GIVEN PROBLEM:
Reproduce the material word for word, starting at its very beginning and ending with the line that contains "The block member 72 is at (365, 725).", with that line included.

begin

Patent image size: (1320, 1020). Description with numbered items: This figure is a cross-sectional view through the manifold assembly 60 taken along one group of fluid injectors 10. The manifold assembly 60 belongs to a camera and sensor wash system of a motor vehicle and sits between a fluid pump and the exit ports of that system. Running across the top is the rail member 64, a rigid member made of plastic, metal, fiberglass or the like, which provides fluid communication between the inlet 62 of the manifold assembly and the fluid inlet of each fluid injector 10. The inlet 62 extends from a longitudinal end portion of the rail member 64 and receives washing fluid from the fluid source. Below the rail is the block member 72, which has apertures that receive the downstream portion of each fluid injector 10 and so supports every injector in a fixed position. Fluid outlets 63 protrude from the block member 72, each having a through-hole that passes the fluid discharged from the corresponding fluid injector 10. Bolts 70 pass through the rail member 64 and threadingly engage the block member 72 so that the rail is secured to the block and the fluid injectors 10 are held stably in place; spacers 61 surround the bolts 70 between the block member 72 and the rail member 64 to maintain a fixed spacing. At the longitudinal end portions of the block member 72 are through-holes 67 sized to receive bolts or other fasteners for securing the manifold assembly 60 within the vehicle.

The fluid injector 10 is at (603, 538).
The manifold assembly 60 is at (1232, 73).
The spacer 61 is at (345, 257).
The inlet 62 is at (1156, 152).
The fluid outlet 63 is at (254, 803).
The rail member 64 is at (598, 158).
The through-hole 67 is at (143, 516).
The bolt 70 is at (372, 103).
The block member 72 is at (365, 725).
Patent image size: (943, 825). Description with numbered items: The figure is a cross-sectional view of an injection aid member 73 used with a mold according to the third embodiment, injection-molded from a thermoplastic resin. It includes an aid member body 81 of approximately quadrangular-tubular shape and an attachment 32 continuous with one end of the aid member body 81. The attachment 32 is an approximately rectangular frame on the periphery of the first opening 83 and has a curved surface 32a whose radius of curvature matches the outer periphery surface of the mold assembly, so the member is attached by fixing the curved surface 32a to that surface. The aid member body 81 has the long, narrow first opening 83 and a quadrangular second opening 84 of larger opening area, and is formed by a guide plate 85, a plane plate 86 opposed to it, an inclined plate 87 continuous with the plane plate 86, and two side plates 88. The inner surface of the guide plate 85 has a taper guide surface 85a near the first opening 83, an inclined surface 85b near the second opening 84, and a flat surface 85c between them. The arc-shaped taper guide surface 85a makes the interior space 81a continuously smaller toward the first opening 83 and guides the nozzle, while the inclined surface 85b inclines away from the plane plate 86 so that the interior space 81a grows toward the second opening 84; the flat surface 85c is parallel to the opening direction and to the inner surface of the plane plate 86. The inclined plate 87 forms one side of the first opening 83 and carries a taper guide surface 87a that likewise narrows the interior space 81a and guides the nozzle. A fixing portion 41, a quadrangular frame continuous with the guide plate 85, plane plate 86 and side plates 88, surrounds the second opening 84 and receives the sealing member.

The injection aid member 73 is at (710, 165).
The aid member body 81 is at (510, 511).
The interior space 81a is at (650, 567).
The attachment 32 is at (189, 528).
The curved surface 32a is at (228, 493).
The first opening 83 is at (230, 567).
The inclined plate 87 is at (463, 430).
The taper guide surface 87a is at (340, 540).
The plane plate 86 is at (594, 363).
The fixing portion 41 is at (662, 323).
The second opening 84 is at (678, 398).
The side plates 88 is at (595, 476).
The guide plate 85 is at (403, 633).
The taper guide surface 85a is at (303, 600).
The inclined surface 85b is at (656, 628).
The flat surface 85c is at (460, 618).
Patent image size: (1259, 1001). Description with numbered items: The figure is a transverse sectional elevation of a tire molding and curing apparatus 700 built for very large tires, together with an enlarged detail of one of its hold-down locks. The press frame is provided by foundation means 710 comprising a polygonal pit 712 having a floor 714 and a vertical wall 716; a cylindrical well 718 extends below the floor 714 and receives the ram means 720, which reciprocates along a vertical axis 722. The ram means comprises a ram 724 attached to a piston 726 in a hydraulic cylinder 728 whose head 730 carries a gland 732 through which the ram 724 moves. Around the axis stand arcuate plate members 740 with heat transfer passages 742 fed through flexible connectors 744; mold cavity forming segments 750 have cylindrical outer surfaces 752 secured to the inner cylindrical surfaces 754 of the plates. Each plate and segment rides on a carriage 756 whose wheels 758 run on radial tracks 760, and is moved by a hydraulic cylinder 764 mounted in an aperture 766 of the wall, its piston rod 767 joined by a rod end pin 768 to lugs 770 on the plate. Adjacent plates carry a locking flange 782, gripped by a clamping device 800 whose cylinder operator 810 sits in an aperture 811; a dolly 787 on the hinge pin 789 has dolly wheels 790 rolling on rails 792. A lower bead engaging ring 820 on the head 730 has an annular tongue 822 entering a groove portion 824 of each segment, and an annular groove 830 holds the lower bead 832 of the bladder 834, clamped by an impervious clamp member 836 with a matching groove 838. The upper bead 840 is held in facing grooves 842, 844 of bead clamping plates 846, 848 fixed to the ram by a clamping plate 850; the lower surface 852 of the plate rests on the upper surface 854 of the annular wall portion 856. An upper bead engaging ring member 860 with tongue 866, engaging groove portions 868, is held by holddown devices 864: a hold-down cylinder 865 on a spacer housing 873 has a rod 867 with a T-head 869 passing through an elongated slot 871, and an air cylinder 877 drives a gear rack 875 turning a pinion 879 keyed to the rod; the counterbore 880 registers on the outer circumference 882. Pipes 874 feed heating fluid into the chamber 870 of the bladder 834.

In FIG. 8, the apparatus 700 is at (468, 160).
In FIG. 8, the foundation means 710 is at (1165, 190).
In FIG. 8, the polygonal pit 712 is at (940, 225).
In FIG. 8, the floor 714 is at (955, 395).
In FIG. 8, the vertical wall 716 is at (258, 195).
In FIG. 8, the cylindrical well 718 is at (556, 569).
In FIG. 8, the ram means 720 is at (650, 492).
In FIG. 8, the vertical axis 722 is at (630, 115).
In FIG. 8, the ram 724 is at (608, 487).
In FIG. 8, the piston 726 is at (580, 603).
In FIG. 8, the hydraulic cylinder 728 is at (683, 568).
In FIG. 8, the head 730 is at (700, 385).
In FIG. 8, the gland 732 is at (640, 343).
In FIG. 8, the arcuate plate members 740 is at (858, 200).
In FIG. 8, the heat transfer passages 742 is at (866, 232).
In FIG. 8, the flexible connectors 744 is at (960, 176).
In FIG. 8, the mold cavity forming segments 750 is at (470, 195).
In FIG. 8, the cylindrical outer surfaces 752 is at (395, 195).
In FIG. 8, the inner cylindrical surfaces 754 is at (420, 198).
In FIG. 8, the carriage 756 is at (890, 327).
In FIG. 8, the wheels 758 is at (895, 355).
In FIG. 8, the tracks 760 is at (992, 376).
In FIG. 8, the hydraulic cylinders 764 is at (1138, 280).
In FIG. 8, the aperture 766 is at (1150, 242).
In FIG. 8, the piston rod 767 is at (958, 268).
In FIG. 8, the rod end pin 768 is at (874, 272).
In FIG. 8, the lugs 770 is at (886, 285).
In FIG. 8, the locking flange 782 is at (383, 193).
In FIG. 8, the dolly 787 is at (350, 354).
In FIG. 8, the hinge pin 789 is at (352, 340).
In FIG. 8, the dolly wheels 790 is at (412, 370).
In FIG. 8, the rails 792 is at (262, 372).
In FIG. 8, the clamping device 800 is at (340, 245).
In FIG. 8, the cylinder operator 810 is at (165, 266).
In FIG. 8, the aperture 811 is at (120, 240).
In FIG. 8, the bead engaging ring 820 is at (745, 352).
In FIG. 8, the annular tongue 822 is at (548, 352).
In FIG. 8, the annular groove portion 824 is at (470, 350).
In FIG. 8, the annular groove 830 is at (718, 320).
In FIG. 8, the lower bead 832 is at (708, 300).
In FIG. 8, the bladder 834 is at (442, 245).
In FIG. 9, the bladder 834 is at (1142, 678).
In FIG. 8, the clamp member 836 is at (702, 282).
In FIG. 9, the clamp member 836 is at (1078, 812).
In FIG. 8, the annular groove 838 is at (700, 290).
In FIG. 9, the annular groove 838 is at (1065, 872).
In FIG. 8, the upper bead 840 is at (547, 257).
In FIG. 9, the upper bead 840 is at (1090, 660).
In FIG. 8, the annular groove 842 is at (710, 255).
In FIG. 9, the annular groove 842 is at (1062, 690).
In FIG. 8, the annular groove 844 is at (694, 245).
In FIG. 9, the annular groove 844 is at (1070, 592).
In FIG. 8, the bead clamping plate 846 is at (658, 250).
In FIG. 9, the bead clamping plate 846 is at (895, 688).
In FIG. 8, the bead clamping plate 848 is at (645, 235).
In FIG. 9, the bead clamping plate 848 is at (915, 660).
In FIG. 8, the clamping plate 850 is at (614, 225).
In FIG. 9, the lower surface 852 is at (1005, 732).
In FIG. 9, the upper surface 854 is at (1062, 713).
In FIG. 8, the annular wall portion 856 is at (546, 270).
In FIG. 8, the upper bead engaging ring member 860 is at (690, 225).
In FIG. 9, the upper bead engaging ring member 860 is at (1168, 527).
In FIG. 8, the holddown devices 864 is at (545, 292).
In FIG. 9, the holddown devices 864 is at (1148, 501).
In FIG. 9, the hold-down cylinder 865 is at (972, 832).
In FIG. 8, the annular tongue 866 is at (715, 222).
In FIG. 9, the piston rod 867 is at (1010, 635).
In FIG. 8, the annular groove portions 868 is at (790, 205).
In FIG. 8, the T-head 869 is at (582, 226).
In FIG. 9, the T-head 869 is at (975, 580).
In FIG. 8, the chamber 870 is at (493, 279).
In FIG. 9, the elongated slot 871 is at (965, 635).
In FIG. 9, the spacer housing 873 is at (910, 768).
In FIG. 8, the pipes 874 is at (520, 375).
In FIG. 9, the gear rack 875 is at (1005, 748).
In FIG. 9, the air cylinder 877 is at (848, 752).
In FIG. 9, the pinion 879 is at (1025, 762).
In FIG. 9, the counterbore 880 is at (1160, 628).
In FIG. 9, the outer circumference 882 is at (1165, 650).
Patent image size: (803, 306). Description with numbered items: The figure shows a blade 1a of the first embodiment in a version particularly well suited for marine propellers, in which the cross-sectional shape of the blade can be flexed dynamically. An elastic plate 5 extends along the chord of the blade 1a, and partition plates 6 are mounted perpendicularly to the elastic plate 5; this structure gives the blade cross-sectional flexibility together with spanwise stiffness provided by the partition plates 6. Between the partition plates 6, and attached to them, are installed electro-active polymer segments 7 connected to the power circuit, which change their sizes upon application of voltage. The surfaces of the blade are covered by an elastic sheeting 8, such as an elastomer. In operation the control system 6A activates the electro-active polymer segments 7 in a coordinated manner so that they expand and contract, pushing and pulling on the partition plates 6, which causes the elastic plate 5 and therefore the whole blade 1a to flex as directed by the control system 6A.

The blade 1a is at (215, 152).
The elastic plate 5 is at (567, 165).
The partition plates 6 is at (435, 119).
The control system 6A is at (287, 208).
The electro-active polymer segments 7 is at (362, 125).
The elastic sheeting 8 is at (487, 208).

end

COMPLETE RESPONSE:
Patent image size: (1320, 1020). Description with numbered items: This figure is a cross-sectional view through the manifold assembly 60 taken along one group of fluid injectors 10. The manifold assembly 60 belongs to a camera and sensor wash system of a motor vehicle and sits between a fluid pump and the exit ports of that system. Running across the top is the rail member 64, a rigid member made of plastic, metal, fiberglass or the like, which provides fluid communication between the inlet 62 of the manifold assembly and the fluid inlet of each fluid injector 10. The inlet 62 extends from a longitudinal end portion of the rail member 64 and receives washing fluid from the fluid source. Below the rail is the block member 72, which has apertures that receive the downstream portion of each fluid injector 10 and so supports every injector in a fixed position. Fluid outlets 63 protrude from the block member 72, each having a through-hole that passes the fluid discharged from the corresponding fluid injector 10. Bolts 70 pass through the rail member 64 and threadingly engage the block member 72 so that the rail is secured to the block and the fluid injectors 10 are held stably in place; spacers 61 surround the bolts 70 between the block member 72 and the rail member 64 to maintain a fixed spacing. At the longitudinal end portions of the block member 72 are through-holes 67 sized to receive bolts or other fasteners for securing the manifold assembly 60 within the vehicle.

The fluid injector 10 is at (603, 538).
The manifold assembly 60 is at (1232, 73).
The spacer 61 is at (345, 257).
The inlet 62 is at (1156, 152).
The fluid outlet 63 is at (254, 803).
The rail member 64 is at (598, 158).
The through-hole 67 is at (143, 516).
The bolt 70 is at (372, 103).
The block member 72 is at (365, 725).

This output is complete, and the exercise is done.